#### Entries:

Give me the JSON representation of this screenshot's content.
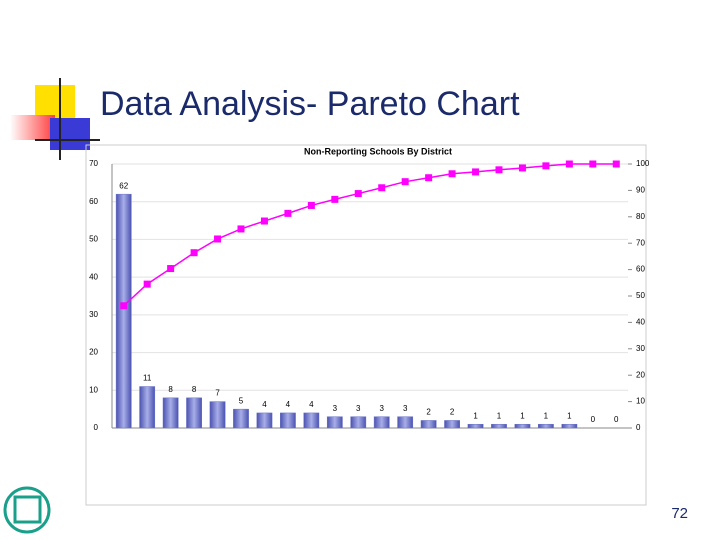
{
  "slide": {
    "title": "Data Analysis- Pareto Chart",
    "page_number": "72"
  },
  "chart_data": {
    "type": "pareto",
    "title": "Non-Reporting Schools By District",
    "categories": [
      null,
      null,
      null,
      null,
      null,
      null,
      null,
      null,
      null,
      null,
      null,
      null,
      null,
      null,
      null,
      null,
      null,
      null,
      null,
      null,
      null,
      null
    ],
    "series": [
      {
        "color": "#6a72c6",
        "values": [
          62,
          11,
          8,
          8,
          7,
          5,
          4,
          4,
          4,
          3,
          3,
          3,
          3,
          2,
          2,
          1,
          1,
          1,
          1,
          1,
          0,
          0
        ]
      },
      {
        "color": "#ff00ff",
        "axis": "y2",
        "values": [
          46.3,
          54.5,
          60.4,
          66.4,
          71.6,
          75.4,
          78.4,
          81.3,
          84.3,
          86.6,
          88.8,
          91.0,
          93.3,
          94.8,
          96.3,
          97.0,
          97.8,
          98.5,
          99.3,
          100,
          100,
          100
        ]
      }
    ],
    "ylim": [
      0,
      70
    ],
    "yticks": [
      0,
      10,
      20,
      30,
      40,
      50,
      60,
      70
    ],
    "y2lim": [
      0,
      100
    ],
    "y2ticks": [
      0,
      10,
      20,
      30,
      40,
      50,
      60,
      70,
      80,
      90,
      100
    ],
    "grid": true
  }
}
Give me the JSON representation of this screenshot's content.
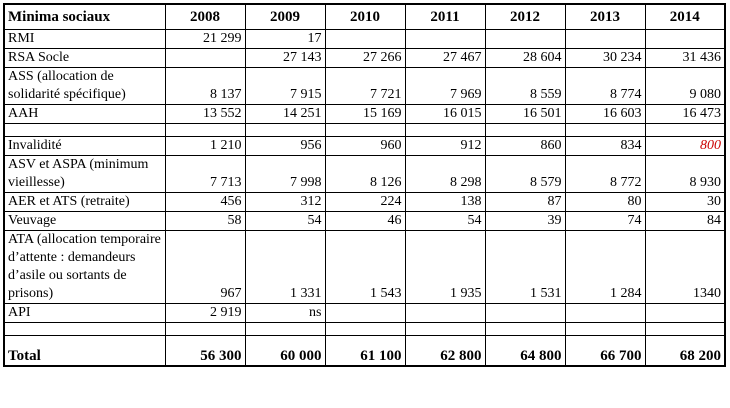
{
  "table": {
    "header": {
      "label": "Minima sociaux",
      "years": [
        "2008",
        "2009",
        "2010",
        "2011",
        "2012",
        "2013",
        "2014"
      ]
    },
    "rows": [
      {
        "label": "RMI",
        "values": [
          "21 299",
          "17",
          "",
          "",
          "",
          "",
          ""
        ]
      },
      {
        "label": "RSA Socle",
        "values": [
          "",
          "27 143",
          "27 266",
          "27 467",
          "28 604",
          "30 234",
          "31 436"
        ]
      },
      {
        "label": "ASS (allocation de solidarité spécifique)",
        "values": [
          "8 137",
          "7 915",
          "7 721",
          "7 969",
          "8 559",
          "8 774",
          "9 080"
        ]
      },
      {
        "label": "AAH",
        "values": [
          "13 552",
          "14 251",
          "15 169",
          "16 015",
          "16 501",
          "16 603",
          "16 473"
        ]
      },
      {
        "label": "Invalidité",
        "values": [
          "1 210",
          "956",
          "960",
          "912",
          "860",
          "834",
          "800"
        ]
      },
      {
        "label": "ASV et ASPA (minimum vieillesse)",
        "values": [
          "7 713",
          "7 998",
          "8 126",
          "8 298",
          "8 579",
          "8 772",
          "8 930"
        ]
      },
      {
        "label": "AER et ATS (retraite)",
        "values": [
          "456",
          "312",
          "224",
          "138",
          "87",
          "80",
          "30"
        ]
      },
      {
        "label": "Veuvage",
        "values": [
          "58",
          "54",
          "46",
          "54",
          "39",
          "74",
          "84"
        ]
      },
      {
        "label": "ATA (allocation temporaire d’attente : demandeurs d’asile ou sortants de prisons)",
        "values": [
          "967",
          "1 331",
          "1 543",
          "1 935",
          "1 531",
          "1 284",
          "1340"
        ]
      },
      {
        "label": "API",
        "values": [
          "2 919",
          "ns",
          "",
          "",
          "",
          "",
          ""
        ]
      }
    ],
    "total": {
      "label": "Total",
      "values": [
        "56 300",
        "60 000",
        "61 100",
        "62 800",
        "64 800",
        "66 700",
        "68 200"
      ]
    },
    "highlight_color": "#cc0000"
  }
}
...
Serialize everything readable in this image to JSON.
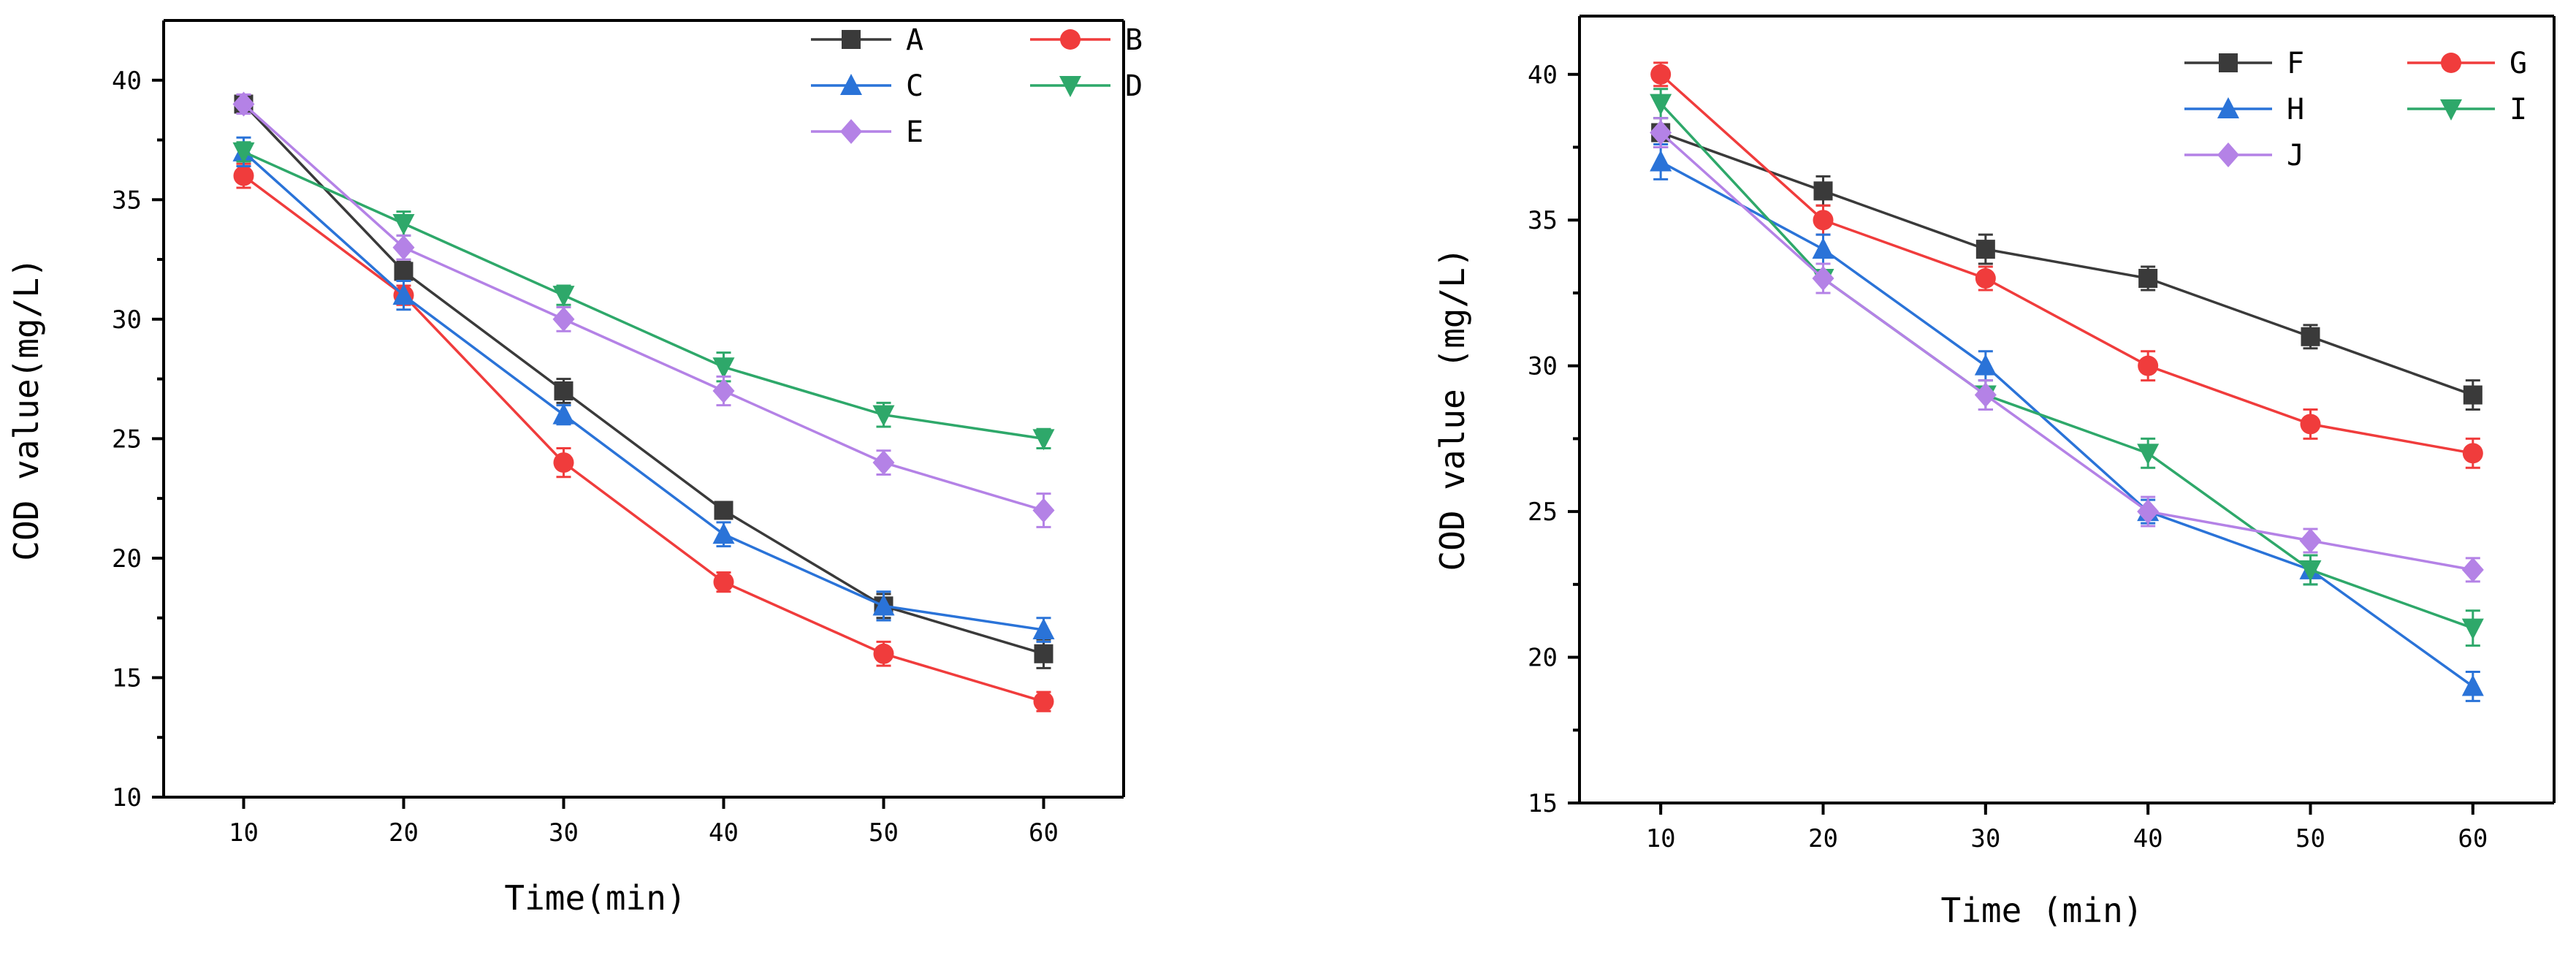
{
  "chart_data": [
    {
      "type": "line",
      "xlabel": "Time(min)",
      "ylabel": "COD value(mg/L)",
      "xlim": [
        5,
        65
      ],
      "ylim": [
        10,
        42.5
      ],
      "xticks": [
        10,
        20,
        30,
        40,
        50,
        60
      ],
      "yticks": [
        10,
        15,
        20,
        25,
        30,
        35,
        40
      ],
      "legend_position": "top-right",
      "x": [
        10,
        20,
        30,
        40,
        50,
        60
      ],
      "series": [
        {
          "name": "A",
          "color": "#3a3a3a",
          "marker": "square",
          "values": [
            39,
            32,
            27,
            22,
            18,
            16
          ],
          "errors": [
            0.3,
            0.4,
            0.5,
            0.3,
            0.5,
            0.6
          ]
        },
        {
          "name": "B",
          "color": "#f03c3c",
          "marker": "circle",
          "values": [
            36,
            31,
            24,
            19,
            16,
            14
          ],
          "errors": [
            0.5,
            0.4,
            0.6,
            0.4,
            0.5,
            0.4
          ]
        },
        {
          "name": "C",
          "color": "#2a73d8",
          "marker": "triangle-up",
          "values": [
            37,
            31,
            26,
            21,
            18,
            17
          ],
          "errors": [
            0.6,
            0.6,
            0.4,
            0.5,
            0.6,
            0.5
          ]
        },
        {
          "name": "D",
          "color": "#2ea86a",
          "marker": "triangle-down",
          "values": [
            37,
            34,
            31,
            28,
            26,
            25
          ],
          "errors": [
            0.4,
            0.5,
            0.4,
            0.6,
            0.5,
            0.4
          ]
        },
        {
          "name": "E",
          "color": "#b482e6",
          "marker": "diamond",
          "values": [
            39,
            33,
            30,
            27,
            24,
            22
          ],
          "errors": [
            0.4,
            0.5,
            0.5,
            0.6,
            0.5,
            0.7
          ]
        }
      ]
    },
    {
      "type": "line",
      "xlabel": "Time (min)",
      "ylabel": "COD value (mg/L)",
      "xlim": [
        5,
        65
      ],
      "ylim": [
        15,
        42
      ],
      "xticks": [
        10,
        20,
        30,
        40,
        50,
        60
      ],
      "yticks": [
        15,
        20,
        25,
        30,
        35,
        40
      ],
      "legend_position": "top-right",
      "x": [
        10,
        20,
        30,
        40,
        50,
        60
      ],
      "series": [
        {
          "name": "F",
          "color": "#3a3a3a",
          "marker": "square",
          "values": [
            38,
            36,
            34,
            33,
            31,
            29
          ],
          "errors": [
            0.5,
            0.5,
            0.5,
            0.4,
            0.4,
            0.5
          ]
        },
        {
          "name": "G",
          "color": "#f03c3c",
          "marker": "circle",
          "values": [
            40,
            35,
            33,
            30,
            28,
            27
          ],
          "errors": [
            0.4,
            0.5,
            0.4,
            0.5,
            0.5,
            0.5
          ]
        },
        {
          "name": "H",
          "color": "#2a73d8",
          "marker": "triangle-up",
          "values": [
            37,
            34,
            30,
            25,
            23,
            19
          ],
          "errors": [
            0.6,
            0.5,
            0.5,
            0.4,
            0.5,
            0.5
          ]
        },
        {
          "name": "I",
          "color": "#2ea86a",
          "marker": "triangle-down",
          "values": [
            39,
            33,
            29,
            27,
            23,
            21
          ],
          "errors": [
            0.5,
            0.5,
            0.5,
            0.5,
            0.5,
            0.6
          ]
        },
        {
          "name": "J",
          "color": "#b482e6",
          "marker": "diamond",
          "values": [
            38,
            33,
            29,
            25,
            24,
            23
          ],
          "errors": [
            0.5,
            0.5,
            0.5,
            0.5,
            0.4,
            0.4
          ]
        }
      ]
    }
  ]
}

#### Task directions:
List the lines of the material in which the word "allocation" occurs.

#### Solution to the exercise:
        "label": "ASS (allocation de solidarité spécifique)",
        "label": "ATA (allocation temporaire d’attente : demandeurs d’asile ou sortants de prisons)",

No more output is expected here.